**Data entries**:
------------------------------

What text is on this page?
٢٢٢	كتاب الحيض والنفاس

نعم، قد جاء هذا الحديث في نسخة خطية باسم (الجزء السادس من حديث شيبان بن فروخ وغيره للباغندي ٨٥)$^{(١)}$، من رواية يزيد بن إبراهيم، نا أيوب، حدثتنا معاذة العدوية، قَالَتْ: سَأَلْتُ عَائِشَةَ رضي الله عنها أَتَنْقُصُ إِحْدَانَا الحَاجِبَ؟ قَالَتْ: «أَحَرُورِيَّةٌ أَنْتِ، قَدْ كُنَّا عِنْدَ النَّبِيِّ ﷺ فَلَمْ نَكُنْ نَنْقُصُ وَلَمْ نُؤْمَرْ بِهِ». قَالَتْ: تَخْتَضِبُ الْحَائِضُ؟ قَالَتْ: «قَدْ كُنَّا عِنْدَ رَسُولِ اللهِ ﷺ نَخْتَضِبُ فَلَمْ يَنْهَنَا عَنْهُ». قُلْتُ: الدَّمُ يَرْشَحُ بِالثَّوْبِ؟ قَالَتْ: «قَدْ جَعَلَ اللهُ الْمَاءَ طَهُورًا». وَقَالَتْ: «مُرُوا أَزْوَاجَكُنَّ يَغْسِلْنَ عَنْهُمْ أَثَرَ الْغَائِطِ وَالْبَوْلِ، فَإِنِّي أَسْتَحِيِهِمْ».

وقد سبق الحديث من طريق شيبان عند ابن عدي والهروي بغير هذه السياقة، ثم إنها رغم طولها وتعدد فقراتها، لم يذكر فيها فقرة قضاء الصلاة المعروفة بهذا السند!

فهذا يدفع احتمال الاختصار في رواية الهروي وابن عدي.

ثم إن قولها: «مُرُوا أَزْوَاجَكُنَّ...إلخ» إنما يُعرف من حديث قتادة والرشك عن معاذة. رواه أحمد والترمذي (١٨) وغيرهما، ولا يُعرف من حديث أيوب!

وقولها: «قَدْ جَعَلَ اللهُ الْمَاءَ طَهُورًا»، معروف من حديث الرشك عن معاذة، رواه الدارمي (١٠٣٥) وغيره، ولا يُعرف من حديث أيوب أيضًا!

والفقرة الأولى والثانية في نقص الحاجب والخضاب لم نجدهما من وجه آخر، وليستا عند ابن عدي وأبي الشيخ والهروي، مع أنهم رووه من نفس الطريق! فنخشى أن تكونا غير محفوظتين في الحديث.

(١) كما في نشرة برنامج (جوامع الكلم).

------------------------------

**Task statement**: Repeat the material above in full, keeping every word.

**Result of the exercise**:
What text is on this page?
٢٢٢	كتاب الحيض والنفاس

نعم، قد جاء هذا الحديث في نسخة خطية باسم (الجزء السادس من حديث شيبان بن فروخ وغيره للباغندي ٨٥)$^{(١)}$، من رواية يزيد بن إبراهيم، نا أيوب، حدثتنا معاذة العدوية، قَالَتْ: سَأَلْتُ عَائِشَةَ رضي الله عنها أَتَنْقُصُ إِحْدَانَا الحَاجِبَ؟ قَالَتْ: «أَحَرُورِيَّةٌ أَنْتِ، قَدْ كُنَّا عِنْدَ النَّبِيِّ ﷺ فَلَمْ نَكُنْ نَنْقُصُ وَلَمْ نُؤْمَرْ بِهِ». قَالَتْ: تَخْتَضِبُ الْحَائِضُ؟ قَالَتْ: «قَدْ كُنَّا عِنْدَ رَسُولِ اللهِ ﷺ نَخْتَضِبُ فَلَمْ يَنْهَنَا عَنْهُ». قُلْتُ: الدَّمُ يَرْشَحُ بِالثَّوْبِ؟ قَالَتْ: «قَدْ جَعَلَ اللهُ الْمَاءَ طَهُورًا». وَقَالَتْ: «مُرُوا أَزْوَاجَكُنَّ يَغْسِلْنَ عَنْهُمْ أَثَرَ الْغَائِطِ وَالْبَوْلِ، فَإِنِّي أَسْتَحِيِهِمْ».

وقد سبق الحديث من طريق شيبان عند ابن عدي والهروي بغير هذه السياقة، ثم إنها رغم طولها وتعدد فقراتها، لم يذكر فيها فقرة قضاء الصلاة المعروفة بهذا السند!

فهذا يدفع احتمال الاختصار في رواية الهروي وابن عدي.

ثم إن قولها: «مُرُوا أَزْوَاجَكُنَّ...إلخ» إنما يُعرف من حديث قتادة والرشك عن معاذة. رواه أحمد والترمذي (١٨) وغيرهما، ولا يُعرف من حديث أيوب!

وقولها: «قَدْ جَعَلَ اللهُ الْمَاءَ طَهُورًا»، معروف من حديث الرشك عن معاذة، رواه الدارمي (١٠٣٥) وغيره، ولا يُعرف من حديث أيوب أيضًا!

والفقرة الأولى والثانية في نقص الحاجب والخضاب لم نجدهما من وجه آخر، وليستا عند ابن عدي وأبي الشيخ والهروي، مع أنهم رووه من نفس الطريق! فنخشى أن تكونا غير محفوظتين في الحديث.

(١) كما في نشرة برنامج (جوامع الكلم).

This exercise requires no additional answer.